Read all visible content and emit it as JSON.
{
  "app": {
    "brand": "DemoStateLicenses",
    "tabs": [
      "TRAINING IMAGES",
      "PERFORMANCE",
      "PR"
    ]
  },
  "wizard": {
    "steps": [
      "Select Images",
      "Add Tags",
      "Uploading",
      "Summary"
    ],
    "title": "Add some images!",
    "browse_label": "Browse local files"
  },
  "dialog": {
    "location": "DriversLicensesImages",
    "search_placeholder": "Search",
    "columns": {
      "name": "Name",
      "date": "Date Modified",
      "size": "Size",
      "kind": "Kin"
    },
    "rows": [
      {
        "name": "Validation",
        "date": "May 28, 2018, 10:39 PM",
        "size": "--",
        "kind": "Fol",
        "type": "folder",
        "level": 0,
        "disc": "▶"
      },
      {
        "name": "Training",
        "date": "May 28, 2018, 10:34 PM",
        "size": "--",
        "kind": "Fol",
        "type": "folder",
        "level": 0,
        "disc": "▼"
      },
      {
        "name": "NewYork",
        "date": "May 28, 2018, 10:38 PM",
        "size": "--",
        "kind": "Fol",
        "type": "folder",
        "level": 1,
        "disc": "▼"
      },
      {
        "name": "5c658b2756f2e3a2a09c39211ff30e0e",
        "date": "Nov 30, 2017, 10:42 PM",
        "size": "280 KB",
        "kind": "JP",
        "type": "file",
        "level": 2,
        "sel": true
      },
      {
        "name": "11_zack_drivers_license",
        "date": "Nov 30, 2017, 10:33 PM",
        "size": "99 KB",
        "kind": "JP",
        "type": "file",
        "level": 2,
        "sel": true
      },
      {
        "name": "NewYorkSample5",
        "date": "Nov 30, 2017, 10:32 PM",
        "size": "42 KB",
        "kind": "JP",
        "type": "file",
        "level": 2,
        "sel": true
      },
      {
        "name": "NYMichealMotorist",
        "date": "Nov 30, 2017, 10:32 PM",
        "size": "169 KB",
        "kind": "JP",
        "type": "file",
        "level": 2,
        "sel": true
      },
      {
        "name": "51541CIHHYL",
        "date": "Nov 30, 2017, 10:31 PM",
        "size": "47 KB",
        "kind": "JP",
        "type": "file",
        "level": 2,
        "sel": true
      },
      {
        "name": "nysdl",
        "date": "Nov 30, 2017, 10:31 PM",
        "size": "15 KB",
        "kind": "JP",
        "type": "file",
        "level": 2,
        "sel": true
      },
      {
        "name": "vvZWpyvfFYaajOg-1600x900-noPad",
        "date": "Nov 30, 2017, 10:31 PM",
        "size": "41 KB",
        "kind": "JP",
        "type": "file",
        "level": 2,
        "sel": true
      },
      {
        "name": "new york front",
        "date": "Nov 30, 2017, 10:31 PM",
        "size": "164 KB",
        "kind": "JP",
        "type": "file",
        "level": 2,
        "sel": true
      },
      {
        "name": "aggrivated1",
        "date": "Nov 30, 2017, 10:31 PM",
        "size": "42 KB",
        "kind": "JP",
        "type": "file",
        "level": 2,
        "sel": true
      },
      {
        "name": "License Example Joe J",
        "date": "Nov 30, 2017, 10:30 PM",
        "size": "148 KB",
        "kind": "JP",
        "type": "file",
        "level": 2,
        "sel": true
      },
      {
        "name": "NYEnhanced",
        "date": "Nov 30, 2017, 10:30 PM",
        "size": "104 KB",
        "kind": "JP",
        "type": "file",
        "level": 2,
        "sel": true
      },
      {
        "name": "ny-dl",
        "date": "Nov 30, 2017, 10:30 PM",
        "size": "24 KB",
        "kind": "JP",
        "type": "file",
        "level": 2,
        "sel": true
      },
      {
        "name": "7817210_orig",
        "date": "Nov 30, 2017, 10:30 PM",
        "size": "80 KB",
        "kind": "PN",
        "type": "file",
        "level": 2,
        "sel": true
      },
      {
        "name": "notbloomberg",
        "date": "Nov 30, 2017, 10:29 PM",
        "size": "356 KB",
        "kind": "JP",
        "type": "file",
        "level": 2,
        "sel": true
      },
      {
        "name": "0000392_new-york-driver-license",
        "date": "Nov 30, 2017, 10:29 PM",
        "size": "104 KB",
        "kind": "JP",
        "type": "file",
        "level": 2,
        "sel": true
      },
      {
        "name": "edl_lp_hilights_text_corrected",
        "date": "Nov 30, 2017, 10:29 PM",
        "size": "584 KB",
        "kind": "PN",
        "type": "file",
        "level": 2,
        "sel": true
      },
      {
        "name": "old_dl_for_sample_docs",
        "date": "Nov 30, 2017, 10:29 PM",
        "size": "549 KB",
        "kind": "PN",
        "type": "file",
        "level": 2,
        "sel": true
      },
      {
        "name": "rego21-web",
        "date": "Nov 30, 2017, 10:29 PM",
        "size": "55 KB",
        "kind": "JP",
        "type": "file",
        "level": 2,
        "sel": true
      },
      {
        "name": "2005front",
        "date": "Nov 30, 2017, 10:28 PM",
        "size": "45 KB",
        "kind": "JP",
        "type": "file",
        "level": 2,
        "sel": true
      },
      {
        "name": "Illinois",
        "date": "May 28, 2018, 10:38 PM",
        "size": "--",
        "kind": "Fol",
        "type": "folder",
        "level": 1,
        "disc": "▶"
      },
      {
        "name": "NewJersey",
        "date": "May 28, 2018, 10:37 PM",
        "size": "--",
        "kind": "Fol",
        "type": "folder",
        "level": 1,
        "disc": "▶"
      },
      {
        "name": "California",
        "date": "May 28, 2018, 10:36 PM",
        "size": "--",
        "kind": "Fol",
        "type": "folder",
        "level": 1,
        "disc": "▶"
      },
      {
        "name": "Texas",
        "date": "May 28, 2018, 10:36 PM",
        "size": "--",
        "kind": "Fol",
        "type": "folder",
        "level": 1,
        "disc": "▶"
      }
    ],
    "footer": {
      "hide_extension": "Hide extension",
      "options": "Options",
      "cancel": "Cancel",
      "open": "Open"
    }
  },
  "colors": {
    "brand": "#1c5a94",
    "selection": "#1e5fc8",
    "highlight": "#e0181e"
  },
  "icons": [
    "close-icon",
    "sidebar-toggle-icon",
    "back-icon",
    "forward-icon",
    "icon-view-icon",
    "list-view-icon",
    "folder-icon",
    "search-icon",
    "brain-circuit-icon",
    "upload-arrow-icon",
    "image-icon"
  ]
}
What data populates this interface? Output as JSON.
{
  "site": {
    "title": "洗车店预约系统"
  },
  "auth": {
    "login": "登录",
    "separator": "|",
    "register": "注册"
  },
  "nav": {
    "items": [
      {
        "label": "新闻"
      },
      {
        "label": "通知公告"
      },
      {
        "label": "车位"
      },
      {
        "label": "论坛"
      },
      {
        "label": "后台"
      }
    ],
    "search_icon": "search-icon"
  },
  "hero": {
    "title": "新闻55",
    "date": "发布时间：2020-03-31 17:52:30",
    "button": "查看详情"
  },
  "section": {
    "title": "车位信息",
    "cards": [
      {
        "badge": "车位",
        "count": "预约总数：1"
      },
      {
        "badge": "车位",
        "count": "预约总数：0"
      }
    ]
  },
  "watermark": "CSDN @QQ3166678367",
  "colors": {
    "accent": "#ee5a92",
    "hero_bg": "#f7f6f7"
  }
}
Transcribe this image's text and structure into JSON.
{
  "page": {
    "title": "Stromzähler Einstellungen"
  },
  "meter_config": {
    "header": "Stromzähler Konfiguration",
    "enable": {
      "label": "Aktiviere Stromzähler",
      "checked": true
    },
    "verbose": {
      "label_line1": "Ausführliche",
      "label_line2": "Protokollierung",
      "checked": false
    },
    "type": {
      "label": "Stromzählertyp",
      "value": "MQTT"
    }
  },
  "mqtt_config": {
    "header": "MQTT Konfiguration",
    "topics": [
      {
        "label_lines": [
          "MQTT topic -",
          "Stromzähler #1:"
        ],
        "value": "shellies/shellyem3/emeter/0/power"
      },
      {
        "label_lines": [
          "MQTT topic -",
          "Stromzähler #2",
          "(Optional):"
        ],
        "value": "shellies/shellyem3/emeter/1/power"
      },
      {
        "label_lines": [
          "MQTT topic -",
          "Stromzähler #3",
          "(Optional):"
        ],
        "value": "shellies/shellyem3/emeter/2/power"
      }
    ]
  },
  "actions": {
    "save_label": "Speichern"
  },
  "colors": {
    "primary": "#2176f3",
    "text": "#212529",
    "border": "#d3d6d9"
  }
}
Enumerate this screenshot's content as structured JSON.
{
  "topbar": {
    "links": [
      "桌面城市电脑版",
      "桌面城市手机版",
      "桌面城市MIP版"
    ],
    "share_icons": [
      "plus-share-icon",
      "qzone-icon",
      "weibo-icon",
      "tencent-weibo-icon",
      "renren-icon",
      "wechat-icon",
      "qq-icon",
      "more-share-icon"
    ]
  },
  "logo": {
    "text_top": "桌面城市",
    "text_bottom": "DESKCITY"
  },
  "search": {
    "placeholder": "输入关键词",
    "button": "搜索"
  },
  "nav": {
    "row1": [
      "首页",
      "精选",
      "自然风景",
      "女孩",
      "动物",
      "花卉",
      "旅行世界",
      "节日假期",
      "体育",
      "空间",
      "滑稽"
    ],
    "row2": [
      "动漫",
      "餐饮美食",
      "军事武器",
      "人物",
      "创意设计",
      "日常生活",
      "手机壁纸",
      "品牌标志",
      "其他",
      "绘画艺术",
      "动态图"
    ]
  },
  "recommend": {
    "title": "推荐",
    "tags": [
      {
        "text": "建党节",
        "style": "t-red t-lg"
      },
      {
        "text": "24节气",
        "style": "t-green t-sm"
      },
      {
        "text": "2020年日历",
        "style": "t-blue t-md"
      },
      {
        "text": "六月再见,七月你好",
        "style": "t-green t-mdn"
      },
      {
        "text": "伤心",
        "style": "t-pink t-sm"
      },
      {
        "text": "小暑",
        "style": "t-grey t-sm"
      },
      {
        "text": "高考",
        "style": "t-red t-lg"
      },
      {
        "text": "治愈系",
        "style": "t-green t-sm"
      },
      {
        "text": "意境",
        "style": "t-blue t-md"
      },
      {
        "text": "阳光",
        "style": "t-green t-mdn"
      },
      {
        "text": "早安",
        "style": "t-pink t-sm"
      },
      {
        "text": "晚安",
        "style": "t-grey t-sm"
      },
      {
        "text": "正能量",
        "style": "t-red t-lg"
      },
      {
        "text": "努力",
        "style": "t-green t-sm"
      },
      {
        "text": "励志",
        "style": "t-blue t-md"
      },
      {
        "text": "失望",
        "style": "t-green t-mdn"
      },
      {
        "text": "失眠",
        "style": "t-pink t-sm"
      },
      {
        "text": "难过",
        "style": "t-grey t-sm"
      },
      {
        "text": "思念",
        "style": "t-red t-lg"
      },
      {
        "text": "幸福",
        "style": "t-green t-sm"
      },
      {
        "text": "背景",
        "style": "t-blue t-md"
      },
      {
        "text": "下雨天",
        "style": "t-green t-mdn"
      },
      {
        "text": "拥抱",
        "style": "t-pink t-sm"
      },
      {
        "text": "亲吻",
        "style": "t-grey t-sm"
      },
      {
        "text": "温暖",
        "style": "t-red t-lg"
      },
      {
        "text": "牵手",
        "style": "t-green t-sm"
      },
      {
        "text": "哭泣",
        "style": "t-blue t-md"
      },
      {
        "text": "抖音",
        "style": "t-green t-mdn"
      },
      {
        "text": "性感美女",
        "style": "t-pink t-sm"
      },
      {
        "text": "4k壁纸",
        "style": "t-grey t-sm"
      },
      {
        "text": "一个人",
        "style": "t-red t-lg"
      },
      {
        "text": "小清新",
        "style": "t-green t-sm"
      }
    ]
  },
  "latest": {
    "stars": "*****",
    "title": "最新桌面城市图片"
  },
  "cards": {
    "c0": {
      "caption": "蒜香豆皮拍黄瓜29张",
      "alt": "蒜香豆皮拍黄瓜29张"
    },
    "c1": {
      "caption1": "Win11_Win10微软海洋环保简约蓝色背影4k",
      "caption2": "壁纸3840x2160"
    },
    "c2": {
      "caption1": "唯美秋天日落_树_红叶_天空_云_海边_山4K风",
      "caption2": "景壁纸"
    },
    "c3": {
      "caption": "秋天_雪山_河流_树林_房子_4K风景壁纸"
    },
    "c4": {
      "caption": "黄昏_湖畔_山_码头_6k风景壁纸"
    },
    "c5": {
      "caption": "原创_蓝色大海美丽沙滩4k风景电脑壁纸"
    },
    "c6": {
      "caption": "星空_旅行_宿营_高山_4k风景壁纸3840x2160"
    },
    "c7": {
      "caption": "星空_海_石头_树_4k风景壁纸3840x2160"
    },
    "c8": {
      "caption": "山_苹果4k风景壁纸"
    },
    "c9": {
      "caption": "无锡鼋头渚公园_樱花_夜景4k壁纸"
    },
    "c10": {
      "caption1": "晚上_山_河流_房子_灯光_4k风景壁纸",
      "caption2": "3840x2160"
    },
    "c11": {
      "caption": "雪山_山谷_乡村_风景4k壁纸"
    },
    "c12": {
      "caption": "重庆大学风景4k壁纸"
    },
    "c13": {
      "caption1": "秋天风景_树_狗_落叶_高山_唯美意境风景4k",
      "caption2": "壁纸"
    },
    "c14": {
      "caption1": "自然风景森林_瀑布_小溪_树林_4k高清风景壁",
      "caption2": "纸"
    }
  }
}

◆ **TASK STATEMENT**:
Each line that has the word "this" should be copied.

◆ **RESPONSE TO THE TASK**:
What data populates this interface? Output as JSON.
Transcribe this image's text and structure into JSON.
Enumerate this screenshot's content as structured JSON.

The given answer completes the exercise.